━━━━━ Data supplied

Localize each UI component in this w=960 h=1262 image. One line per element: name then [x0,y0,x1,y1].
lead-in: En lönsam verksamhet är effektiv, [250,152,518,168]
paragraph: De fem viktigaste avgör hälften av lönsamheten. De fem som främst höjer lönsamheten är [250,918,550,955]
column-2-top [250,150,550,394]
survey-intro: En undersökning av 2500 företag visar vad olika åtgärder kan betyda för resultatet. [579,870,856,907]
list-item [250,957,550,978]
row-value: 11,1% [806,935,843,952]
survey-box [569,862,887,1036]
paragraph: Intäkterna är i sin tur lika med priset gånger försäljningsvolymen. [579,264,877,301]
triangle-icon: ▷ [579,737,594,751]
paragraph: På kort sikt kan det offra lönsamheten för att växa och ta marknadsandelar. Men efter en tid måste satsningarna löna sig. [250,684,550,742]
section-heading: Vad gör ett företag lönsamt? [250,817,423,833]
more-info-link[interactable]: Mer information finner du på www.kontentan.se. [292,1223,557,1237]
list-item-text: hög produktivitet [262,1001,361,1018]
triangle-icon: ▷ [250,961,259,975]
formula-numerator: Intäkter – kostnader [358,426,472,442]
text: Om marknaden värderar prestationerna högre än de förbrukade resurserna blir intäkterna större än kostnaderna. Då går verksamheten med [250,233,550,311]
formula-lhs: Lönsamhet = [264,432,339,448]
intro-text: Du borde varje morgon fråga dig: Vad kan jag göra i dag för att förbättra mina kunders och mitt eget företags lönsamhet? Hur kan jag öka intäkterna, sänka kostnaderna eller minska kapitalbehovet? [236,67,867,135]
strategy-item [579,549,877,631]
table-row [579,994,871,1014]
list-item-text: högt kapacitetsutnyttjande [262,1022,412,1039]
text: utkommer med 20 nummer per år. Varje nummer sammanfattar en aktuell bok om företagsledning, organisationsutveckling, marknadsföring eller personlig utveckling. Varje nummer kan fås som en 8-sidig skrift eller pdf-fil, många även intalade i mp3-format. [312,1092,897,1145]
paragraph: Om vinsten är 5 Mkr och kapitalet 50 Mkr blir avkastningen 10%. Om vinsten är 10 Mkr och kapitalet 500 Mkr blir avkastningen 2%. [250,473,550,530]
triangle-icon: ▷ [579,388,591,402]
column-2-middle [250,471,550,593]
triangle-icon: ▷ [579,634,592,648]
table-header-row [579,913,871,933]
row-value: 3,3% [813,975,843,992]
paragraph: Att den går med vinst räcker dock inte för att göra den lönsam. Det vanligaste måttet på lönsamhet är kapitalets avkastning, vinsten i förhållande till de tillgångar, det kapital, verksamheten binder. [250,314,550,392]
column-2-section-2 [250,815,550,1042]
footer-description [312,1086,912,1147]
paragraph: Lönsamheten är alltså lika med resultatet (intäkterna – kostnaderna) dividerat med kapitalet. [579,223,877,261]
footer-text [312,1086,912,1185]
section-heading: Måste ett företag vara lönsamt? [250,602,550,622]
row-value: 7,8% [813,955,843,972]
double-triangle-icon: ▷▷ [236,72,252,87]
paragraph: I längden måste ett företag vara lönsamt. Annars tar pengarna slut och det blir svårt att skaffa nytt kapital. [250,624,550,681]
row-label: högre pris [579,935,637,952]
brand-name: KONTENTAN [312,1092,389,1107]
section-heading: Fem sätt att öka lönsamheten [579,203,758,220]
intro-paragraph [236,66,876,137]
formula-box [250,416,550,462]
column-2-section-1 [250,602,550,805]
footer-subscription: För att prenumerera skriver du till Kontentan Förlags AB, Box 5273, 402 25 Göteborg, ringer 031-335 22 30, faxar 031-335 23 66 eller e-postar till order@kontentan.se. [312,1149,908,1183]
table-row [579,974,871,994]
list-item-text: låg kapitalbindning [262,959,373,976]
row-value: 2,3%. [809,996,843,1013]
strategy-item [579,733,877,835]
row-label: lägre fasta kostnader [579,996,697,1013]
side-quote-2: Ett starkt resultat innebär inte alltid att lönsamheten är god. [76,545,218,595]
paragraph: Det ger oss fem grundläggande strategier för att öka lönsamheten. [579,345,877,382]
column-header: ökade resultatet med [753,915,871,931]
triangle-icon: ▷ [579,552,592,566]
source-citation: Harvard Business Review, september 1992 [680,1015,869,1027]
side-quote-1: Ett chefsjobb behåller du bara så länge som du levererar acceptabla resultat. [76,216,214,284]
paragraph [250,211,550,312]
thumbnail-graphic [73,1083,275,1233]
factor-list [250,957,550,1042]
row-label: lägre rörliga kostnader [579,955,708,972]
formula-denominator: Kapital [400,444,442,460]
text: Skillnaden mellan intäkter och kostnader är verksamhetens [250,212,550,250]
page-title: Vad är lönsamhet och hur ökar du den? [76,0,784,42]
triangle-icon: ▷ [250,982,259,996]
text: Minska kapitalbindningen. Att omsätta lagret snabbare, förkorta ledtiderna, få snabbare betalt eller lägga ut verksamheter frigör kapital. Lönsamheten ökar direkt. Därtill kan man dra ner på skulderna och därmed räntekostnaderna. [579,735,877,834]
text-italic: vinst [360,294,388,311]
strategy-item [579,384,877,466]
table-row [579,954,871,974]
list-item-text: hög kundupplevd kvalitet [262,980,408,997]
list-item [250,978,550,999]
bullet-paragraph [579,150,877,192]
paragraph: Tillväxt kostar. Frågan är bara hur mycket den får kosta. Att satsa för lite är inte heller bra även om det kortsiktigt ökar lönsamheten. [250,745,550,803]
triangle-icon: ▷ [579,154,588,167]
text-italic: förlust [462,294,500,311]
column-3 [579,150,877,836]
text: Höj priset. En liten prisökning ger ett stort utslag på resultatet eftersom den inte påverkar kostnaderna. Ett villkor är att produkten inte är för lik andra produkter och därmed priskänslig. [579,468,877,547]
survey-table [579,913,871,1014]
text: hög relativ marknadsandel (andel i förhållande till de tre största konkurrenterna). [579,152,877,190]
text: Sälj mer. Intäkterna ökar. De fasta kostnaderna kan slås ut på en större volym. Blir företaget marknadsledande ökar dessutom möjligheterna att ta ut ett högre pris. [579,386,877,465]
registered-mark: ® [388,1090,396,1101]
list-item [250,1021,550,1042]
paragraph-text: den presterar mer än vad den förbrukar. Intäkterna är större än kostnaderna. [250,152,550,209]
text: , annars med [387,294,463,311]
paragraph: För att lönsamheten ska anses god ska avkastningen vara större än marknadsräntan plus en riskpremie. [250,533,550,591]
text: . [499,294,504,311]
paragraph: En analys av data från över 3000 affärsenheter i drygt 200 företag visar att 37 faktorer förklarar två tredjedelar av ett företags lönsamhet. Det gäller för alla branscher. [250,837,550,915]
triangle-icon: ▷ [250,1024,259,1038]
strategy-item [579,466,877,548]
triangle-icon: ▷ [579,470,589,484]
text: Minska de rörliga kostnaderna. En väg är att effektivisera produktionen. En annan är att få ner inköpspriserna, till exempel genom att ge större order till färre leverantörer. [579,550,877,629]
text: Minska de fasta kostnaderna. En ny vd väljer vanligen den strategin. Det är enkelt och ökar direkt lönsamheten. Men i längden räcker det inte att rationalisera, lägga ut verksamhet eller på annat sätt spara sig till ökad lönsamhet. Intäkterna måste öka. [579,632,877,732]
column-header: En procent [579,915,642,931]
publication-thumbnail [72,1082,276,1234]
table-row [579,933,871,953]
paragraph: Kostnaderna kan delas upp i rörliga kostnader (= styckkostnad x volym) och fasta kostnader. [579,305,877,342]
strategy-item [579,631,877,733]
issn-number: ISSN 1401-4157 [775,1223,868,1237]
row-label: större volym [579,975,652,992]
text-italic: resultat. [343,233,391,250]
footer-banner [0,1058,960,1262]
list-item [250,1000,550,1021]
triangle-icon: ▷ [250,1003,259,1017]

━━━━━━━━━━

Reproduce the material in full. Keep it identical to the original.

Localize each UI component in this w=960 h=1262 image. One line per element: name then [x0,y0,x1,y1].
lead-in: En lönsam verksamhet är effektiv, [250,152,518,168]
paragraph: De fem viktigaste avgör hälften av lönsamheten. De fem som främst höjer lönsamheten är [250,918,550,955]
column-2-top [250,150,550,394]
survey-intro: En undersökning av 2500 företag visar vad olika åtgärder kan betyda för resultatet. [579,870,856,907]
list-item [250,957,550,978]
row-value: 11,1% [806,935,843,952]
survey-box [569,862,887,1036]
paragraph: Intäkterna är i sin tur lika med priset gånger försäljningsvolymen. [579,264,877,301]
triangle-icon: ▷ [579,737,594,751]
paragraph: På kort sikt kan det offra lönsamheten för att växa och ta marknadsandelar. Men efter en tid måste satsningarna löna sig. [250,684,550,742]
section-heading: Vad gör ett företag lönsamt? [250,817,423,833]
more-info-link[interactable]: Mer information finner du på www.kontentan.se. [292,1223,557,1237]
list-item-text: hög produktivitet [262,1001,361,1018]
triangle-icon: ▷ [250,961,259,975]
formula-numerator: Intäkter – kostnader [358,426,472,442]
text: Om marknaden värderar prestationerna högre än de förbrukade resurserna blir intäkterna större än kostnaderna. Då går verksamheten med [250,233,550,311]
formula-lhs: Lönsamhet = [264,432,339,448]
intro-text: Du borde varje morgon fråga dig: Vad kan jag göra i dag för att förbättra mina kunders och mitt eget företags lönsamhet? Hur kan jag öka intäkterna, sänka kostnaderna eller minska kapitalbehovet? [236,67,867,135]
strategy-item [579,549,877,631]
table-row [579,994,871,1014]
list-item-text: högt kapacitetsutnyttjande [262,1022,412,1039]
text: utkommer med 20 nummer per år. Varje nummer sammanfattar en aktuell bok om företagsledning, organisationsutveckling, marknadsföring eller personlig utveckling. Varje nummer kan fås som en 8-sidig skrift eller pdf-fil, många även intalade i mp3-format. [312,1092,897,1145]
paragraph: Om vinsten är 5 Mkr och kapitalet 50 Mkr blir avkastningen 10%. Om vinsten är 10 Mkr och kapitalet 500 Mkr blir avkastningen 2%. [250,473,550,530]
triangle-icon: ▷ [579,388,591,402]
column-2-middle [250,471,550,593]
triangle-icon: ▷ [579,634,592,648]
table-header-row [579,913,871,933]
row-value: 3,3% [813,975,843,992]
paragraph: Att den går med vinst räcker dock inte för att göra den lönsam. Det vanligaste måttet på lönsamhet är kapitalets avkastning, vinsten i förhållande till de tillgångar, det kapital, verksamheten binder. [250,314,550,392]
column-2-section-2 [250,815,550,1042]
footer-description [312,1086,912,1147]
paragraph: Lönsamheten är alltså lika med resultatet (intäkterna – kostnaderna) dividerat med kapitalet. [579,223,877,261]
footer-text [312,1086,912,1185]
section-heading: Måste ett företag vara lönsamt? [250,602,550,622]
row-value: 7,8% [813,955,843,972]
double-triangle-icon: ▷▷ [236,72,252,87]
paragraph: I längden måste ett företag vara lönsamt. Annars tar pengarna slut och det blir svårt att skaffa nytt kapital. [250,624,550,681]
row-label: högre pris [579,935,637,952]
brand-name: KONTENTAN [312,1092,389,1107]
section-heading: Fem sätt att öka lönsamheten [579,203,758,220]
intro-paragraph [236,66,876,137]
formula-box [250,416,550,462]
column-2-section-1 [250,602,550,805]
footer-subscription: För att prenumerera skriver du till Kontentan Förlags AB, Box 5273, 402 25 Göteborg, ringer 031-335 22 30, faxar 031-335 23 66 eller e-postar till order@kontentan.se. [312,1149,908,1183]
table-row [579,974,871,994]
list-item-text: låg kapitalbindning [262,959,373,976]
row-value: 2,3%. [809,996,843,1013]
strategy-item [579,733,877,835]
row-label: lägre fasta kostnader [579,996,697,1013]
side-quote-2: Ett starkt resultat innebär inte alltid att lönsamheten är god. [76,545,218,595]
paragraph: Det ger oss fem grundläggande strategier för att öka lönsamheten. [579,345,877,382]
column-header: ökade resultatet med [753,915,871,931]
triangle-icon: ▷ [579,552,592,566]
source-citation: Harvard Business Review, september 1992 [680,1015,869,1027]
side-quote-1: Ett chefsjobb behåller du bara så länge som du levererar acceptabla resultat. [76,216,214,284]
paragraph [250,211,550,312]
thumbnail-graphic [73,1083,275,1233]
factor-list [250,957,550,1042]
row-label: lägre rörliga kostnader [579,955,708,972]
formula-denominator: Kapital [400,444,442,460]
text: Skillnaden mellan intäkter och kostnader är verksamhetens [250,212,550,250]
page-title: Vad är lönsamhet och hur ökar du den? [76,0,784,42]
triangle-icon: ▷ [250,982,259,996]
text: Minska kapitalbindningen. Att omsätta lagret snabbare, förkorta ledtiderna, få snabbare betalt eller lägga ut verksamheter frigör kapital. Lönsamheten ökar direkt. Därtill kan man dra ner på skulderna och därmed räntekostnaderna. [579,735,877,834]
text-italic: vinst [360,294,388,311]
strategy-item [579,384,877,466]
table-row [579,954,871,974]
list-item-text: hög kundupplevd kvalitet [262,980,408,997]
list-item [250,978,550,999]
bullet-paragraph [579,150,877,192]
paragraph: Tillväxt kostar. Frågan är bara hur mycket den får kosta. Att satsa för lite är inte heller bra även om det kortsiktigt ökar lönsamheten. [250,745,550,803]
triangle-icon: ▷ [579,154,588,167]
text-italic: förlust [462,294,500,311]
column-3 [579,150,877,836]
text: Höj priset. En liten prisökning ger ett stort utslag på resultatet eftersom den inte påverkar kostnaderna. Ett villkor är att produkten inte är för lik andra produkter och därmed priskänslig. [579,468,877,547]
survey-table [579,913,871,1014]
text: hög relativ marknadsandel (andel i förhållande till de tre största konkurrenterna). [579,152,877,190]
text: Sälj mer. Intäkterna ökar. De fasta kostnaderna kan slås ut på en större volym. Blir företaget marknadsledande ökar dessutom möjligheterna att ta ut ett högre pris. [579,386,877,465]
registered-mark: ® [388,1090,396,1101]
list-item [250,1021,550,1042]
paragraph-text: den presterar mer än vad den förbrukar. Intäkterna är större än kostnaderna. [250,152,550,209]
text: , annars med [387,294,463,311]
paragraph: För att lönsamheten ska anses god ska avkastningen vara större än marknadsräntan plus en riskpremie. [250,533,550,591]
text: . [499,294,504,311]
paragraph: En analys av data från över 3000 affärsenheter i drygt 200 företag visar att 37 faktorer förklarar två tredjedelar av ett företags lönsamhet. Det gäller för alla branscher. [250,837,550,915]
triangle-icon: ▷ [250,1024,259,1038]
strategy-item [579,466,877,548]
triangle-icon: ▷ [579,470,589,484]
text: Minska de rörliga kostnaderna. En väg är att effektivisera produktionen. En annan är att få ner inköpspriserna, till exempel genom att ge större order till färre leverantörer. [579,550,877,629]
text: Minska de fasta kostnaderna. En ny vd väljer vanligen den strategin. Det är enkelt och ökar direkt lönsamheten. Men i längden räcker det inte att rationalisera, lägga ut verksamhet eller på annat sätt spara sig till ökad lönsamhet. Intäkterna måste öka. [579,632,877,732]
column-header: En procent [579,915,642,931]
publication-thumbnail [72,1082,276,1234]
table-row [579,933,871,953]
paragraph: Kostnaderna kan delas upp i rörliga kostnader (= styckkostnad x volym) och fasta kostnader. [579,305,877,342]
strategy-item [579,631,877,733]
issn-number: ISSN 1401-4157 [775,1223,868,1237]
row-label: större volym [579,975,652,992]
text-italic: resultat. [343,233,391,250]
footer-banner [0,1058,960,1262]
list-item [250,1000,550,1021]
triangle-icon: ▷ [250,1003,259,1017]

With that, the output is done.